Please duplicate the records below line for line, without any changes.

## BEGIN EXCERPTED DATA

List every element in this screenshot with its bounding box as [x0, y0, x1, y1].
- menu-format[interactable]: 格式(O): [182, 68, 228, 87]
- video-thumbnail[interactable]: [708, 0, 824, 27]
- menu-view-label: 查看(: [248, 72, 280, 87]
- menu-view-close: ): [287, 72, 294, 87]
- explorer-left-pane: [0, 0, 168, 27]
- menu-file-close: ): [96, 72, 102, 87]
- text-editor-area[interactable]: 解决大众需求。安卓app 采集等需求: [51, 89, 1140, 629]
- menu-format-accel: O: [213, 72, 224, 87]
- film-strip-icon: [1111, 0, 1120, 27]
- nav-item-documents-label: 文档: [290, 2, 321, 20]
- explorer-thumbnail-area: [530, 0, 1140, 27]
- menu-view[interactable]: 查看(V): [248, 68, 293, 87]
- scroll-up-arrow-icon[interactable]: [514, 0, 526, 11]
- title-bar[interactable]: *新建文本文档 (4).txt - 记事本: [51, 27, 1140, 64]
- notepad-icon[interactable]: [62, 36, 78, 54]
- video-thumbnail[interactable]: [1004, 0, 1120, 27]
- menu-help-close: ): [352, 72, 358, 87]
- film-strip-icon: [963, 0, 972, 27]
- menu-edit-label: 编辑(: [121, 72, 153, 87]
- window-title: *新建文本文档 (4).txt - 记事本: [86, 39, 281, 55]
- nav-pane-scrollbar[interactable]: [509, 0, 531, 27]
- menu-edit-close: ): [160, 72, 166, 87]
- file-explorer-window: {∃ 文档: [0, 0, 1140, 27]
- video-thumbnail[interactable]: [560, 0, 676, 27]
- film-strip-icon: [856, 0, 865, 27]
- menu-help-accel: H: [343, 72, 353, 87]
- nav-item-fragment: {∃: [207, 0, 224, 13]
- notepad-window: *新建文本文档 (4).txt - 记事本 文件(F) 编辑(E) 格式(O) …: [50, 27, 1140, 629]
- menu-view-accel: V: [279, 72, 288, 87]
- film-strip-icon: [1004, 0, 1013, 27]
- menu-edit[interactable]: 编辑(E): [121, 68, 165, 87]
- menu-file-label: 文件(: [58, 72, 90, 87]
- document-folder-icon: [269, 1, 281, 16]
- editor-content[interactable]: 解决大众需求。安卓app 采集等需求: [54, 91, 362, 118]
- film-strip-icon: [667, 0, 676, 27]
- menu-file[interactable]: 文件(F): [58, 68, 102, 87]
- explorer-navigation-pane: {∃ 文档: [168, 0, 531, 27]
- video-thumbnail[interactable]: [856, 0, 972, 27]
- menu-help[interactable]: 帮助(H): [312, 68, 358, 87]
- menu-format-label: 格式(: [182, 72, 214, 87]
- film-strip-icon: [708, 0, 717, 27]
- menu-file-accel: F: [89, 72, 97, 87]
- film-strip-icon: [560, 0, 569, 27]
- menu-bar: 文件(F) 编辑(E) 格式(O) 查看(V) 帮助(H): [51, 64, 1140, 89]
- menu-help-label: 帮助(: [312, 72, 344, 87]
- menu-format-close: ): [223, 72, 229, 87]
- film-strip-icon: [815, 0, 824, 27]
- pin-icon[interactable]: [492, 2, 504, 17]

## END EXCERPTED DATA

■ COMPLETE ANSWER:
List every element in this screenshot with its bounding box as [x0, y0, x1, y1].
- menu-format[interactable]: 格式(O): [182, 68, 228, 87]
- video-thumbnail[interactable]: [708, 0, 824, 27]
- menu-view-label: 查看(: [248, 72, 280, 87]
- menu-view-close: ): [287, 72, 294, 87]
- explorer-left-pane: [0, 0, 168, 27]
- menu-file-close: ): [96, 72, 102, 87]
- text-editor-area[interactable]: 解决大众需求。安卓app 采集等需求: [51, 89, 1140, 629]
- menu-format-accel: O: [213, 72, 224, 87]
- film-strip-icon: [1111, 0, 1120, 27]
- nav-item-documents-label: 文档: [290, 2, 321, 20]
- explorer-thumbnail-area: [530, 0, 1140, 27]
- menu-view[interactable]: 查看(V): [248, 68, 293, 87]
- scroll-up-arrow-icon[interactable]: [514, 0, 526, 11]
- title-bar[interactable]: *新建文本文档 (4).txt - 记事本: [51, 27, 1140, 64]
- notepad-icon[interactable]: [62, 36, 78, 54]
- video-thumbnail[interactable]: [1004, 0, 1120, 27]
- menu-help-close: ): [352, 72, 358, 87]
- film-strip-icon: [963, 0, 972, 27]
- menu-edit-label: 编辑(: [121, 72, 153, 87]
- window-title: *新建文本文档 (4).txt - 记事本: [86, 39, 281, 55]
- nav-pane-scrollbar[interactable]: [509, 0, 531, 27]
- menu-edit-close: ): [160, 72, 166, 87]
- file-explorer-window: {∃ 文档: [0, 0, 1140, 27]
- video-thumbnail[interactable]: [560, 0, 676, 27]
- film-strip-icon: [856, 0, 865, 27]
- menu-help-accel: H: [343, 72, 353, 87]
- nav-item-fragment: {∃: [207, 0, 224, 13]
- notepad-window: *新建文本文档 (4).txt - 记事本 文件(F) 编辑(E) 格式(O) …: [50, 27, 1140, 629]
- menu-view-accel: V: [279, 72, 288, 87]
- film-strip-icon: [1004, 0, 1013, 27]
- menu-edit[interactable]: 编辑(E): [121, 68, 165, 87]
- menu-file-label: 文件(: [58, 72, 90, 87]
- document-folder-icon: [269, 1, 281, 16]
- editor-content[interactable]: 解决大众需求。安卓app 采集等需求: [54, 91, 362, 118]
- film-strip-icon: [667, 0, 676, 27]
- menu-file[interactable]: 文件(F): [58, 68, 102, 87]
- explorer-navigation-pane: {∃ 文档: [168, 0, 531, 27]
- video-thumbnail[interactable]: [856, 0, 972, 27]
- menu-help[interactable]: 帮助(H): [312, 68, 358, 87]
- menu-format-label: 格式(: [182, 72, 214, 87]
- film-strip-icon: [708, 0, 717, 27]
- menu-file-accel: F: [89, 72, 97, 87]
- film-strip-icon: [560, 0, 569, 27]
- menu-bar: 文件(F) 编辑(E) 格式(O) 查看(V) 帮助(H): [51, 64, 1140, 89]
- menu-help-label: 帮助(: [312, 72, 344, 87]
- menu-format-close: ): [223, 72, 229, 87]
- film-strip-icon: [815, 0, 824, 27]
- pin-icon[interactable]: [492, 2, 504, 17]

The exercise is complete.